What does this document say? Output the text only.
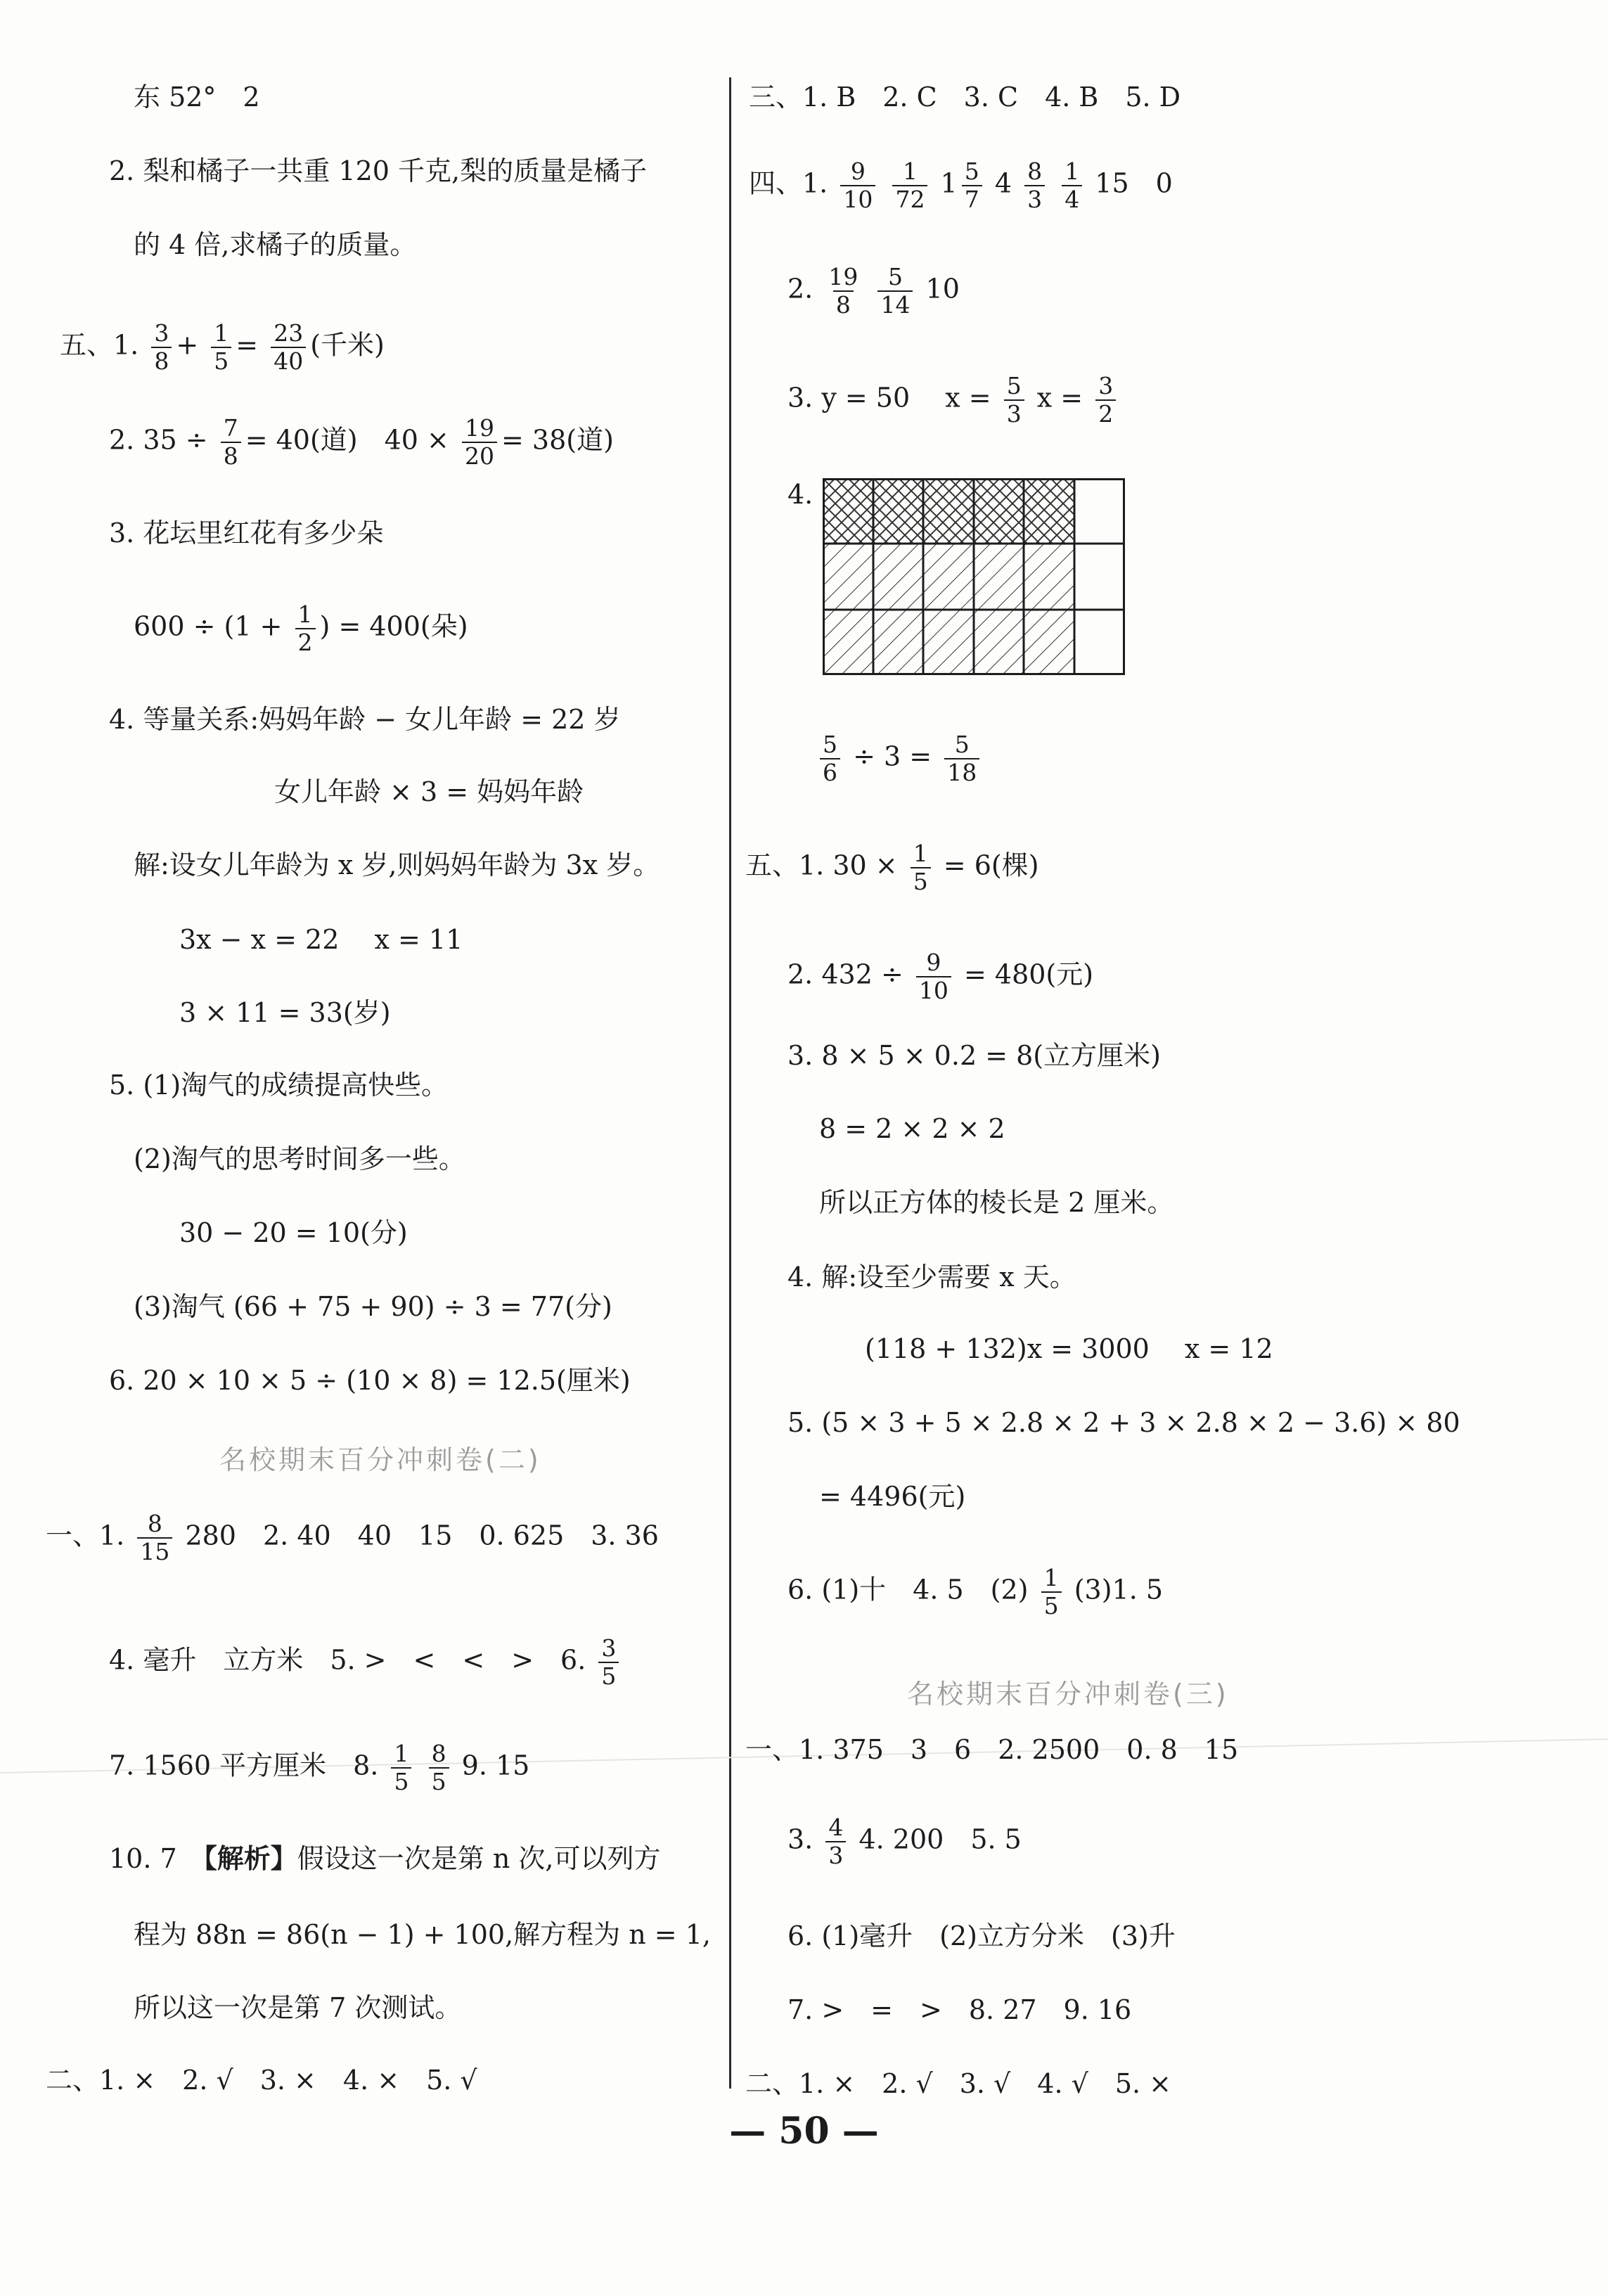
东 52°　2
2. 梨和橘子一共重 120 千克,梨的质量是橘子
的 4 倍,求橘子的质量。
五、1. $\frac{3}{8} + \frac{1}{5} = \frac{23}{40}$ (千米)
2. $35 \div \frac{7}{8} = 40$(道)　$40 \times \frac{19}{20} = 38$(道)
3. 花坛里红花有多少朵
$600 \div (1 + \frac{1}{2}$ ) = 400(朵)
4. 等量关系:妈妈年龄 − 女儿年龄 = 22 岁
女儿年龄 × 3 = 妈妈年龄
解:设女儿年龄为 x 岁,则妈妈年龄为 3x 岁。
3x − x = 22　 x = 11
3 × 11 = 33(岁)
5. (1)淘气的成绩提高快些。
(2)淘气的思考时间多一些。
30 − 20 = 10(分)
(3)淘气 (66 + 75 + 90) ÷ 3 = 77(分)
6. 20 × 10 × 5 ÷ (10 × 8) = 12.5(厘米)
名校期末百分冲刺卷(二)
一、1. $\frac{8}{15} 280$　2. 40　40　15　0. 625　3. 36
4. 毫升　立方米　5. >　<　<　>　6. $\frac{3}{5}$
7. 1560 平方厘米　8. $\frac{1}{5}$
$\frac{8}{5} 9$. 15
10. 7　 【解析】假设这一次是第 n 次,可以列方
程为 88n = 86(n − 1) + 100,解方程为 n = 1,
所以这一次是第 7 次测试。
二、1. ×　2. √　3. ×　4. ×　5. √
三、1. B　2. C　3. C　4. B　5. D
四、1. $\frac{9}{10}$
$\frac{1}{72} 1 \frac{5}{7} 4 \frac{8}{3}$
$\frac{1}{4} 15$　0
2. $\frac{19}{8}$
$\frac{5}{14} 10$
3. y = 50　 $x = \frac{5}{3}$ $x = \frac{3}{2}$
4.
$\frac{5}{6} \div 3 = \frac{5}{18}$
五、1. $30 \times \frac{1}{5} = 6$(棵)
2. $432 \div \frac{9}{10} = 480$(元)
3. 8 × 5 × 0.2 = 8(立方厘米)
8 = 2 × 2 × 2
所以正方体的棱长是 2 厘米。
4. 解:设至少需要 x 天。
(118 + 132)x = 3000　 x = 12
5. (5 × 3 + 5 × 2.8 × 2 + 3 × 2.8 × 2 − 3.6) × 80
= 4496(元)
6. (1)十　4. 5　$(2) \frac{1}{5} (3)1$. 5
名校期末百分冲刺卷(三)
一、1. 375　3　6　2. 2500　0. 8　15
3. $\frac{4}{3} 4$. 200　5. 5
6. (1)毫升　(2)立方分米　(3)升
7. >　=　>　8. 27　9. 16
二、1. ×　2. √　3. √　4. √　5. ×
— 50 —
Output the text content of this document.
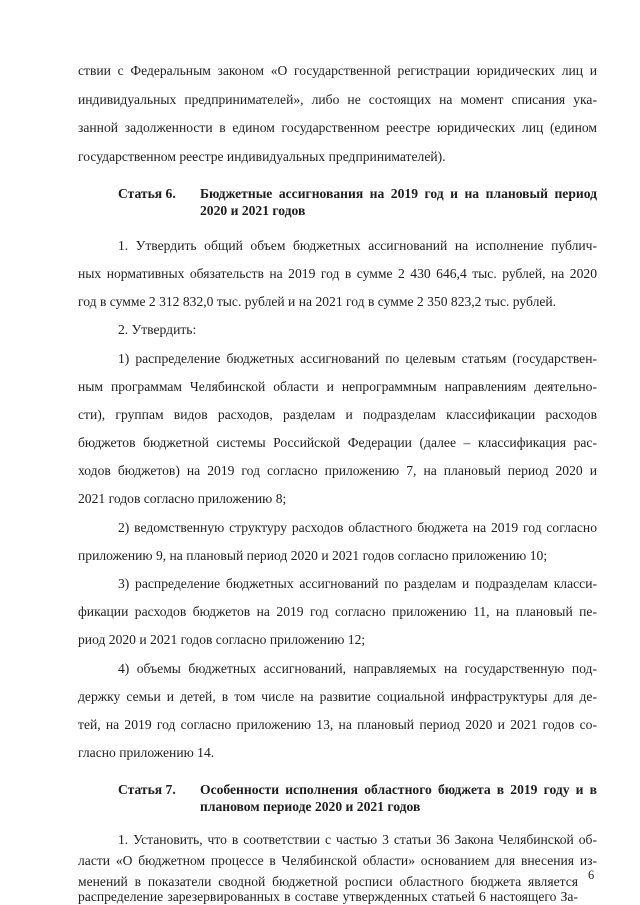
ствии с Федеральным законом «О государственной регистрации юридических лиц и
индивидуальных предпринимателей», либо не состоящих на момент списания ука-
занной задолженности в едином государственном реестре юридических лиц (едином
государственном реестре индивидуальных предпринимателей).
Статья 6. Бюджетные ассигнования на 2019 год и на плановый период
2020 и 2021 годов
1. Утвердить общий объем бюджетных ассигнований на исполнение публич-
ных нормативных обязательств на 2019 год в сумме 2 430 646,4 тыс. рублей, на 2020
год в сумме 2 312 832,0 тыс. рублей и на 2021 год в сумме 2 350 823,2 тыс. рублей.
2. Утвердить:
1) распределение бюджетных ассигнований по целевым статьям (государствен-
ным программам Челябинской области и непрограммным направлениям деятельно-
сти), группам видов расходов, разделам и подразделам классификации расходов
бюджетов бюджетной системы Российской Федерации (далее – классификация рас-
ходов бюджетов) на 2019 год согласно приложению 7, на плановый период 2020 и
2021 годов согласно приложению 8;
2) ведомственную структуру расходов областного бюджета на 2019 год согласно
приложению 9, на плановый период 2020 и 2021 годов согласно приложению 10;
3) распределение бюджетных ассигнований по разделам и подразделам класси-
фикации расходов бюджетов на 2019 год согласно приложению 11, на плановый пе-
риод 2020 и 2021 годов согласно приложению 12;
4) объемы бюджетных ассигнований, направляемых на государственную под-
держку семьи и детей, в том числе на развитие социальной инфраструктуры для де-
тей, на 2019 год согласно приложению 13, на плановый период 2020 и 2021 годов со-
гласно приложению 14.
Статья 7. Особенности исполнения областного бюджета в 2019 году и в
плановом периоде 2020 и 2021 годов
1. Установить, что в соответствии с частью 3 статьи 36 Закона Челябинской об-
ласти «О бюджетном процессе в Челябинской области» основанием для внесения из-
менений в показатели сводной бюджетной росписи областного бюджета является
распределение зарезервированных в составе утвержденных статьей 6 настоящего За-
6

■ Task to complete:
Leave out all pictures, then copy the remaining material exactly.

■ Output below:
What does this document say? Output the text only.
东 52°　2
2. 梨和橘子一共重 120 千克,梨的质量是橘子
的 4 倍,求橘子的质量。
五、1. $\frac{3}{8} + \frac{1}{5} = \frac{23}{40}$ (千米)
2. $35 \div \frac{7}{8} = 40$(道)　$40 \times \frac{19}{20} = 38$(道)
3. 花坛里红花有多少朵
$600 \div (1 + \frac{1}{2}$ ) = 400(朵)
4. 等量关系:妈妈年龄 − 女儿年龄 = 22 岁
女儿年龄 × 3 = 妈妈年龄
解:设女儿年龄为 x 岁,则妈妈年龄为 3x 岁。
3x − x = 22　 x = 11
3 × 11 = 33(岁)
5. (1)淘气的成绩提高快些。
(2)淘气的思考时间多一些。
30 − 20 = 10(分)
(3)淘气 (66 + 75 + 90) ÷ 3 = 77(分)
6. 20 × 10 × 5 ÷ (10 × 8) = 12.5(厘米)
名校期末百分冲刺卷(二)
一、1. $\frac{8}{15} 280$　2. 40　40　15　0. 625　3. 36
4. 毫升　立方米　5. >　<　<　>　6. $\frac{3}{5}$
7. 1560 平方厘米　8. $\frac{1}{5}$
$\frac{8}{5} 9$. 15
10. 7　 【解析】假设这一次是第 n 次,可以列方
程为 88n = 86(n − 1) + 100,解方程为 n = 1,
所以这一次是第 7 次测试。
二、1. ×　2. √　3. ×　4. ×　5. √
三、1. B　2. C　3. C　4. B　5. D
四、1. $\frac{9}{10}$
$\frac{1}{72} 1 \frac{5}{7} 4 \frac{8}{3}$
$\frac{1}{4} 15$　0
2. $\frac{19}{8}$
$\frac{5}{14} 10$
3. y = 50　 $x = \frac{5}{3}$ $x = \frac{3}{2}$
4.
$\frac{5}{6} \div 3 = \frac{5}{18}$
五、1. $30 \times \frac{1}{5} = 6$(棵)
2. $432 \div \frac{9}{10} = 480$(元)
3. 8 × 5 × 0.2 = 8(立方厘米)
8 = 2 × 2 × 2
所以正方体的棱长是 2 厘米。
4. 解:设至少需要 x 天。
(118 + 132)x = 3000　 x = 12
5. (5 × 3 + 5 × 2.8 × 2 + 3 × 2.8 × 2 − 3.6) × 80
= 4496(元)
6. (1)十　4. 5　$(2) \frac{1}{5} (3)1$. 5
名校期末百分冲刺卷(三)
一、1. 375　3　6　2. 2500　0. 8　15
3. $\frac{4}{3} 4$. 200　5. 5
6. (1)毫升　(2)立方分米　(3)升
7. >　=　>　8. 27　9. 16
二、1. ×　2. √　3. √　4. √　5. ×
— 50 —
Output the text content of this document.
ствии с Федеральным законом «О государственной регистрации юридических лиц и
индивидуальных предпринимателей», либо не состоящих на момент списания ука-
занной задолженности в едином государственном реестре юридических лиц (едином
государственном реестре индивидуальных предпринимателей).
Статья 6. Бюджетные ассигнования на 2019 год и на плановый период
2020 и 2021 годов
1. Утвердить общий объем бюджетных ассигнований на исполнение публич-
ных нормативных обязательств на 2019 год в сумме 2 430 646,4 тыс. рублей, на 2020
год в сумме 2 312 832,0 тыс. рублей и на 2021 год в сумме 2 350 823,2 тыс. рублей.
2. Утвердить:
1) распределение бюджетных ассигнований по целевым статьям (государствен-
ным программам Челябинской области и непрограммным направлениям деятельно-
сти), группам видов расходов, разделам и подразделам классификации расходов
бюджетов бюджетной системы Российской Федерации (далее – классификация рас-
ходов бюджетов) на 2019 год согласно приложению 7, на плановый период 2020 и
2021 годов согласно приложению 8;
2) ведомственную структуру расходов областного бюджета на 2019 год согласно
приложению 9, на плановый период 2020 и 2021 годов согласно приложению 10;
3) распределение бюджетных ассигнований по разделам и подразделам класси-
фикации расходов бюджетов на 2019 год согласно приложению 11, на плановый пе-
риод 2020 и 2021 годов согласно приложению 12;
4) объемы бюджетных ассигнований, направляемых на государственную под-
держку семьи и детей, в том числе на развитие социальной инфраструктуры для де-
тей, на 2019 год согласно приложению 13, на плановый период 2020 и 2021 годов со-
гласно приложению 14.
Статья 7. Особенности исполнения областного бюджета в 2019 году и в
плановом периоде 2020 и 2021 годов
1. Установить, что в соответствии с частью 3 статьи 36 Закона Челябинской об-
ласти «О бюджетном процессе в Челябинской области» основанием для внесения из-
менений в показатели сводной бюджетной росписи областного бюджета является
распределение зарезервированных в составе утвержденных статьей 6 настоящего За-
6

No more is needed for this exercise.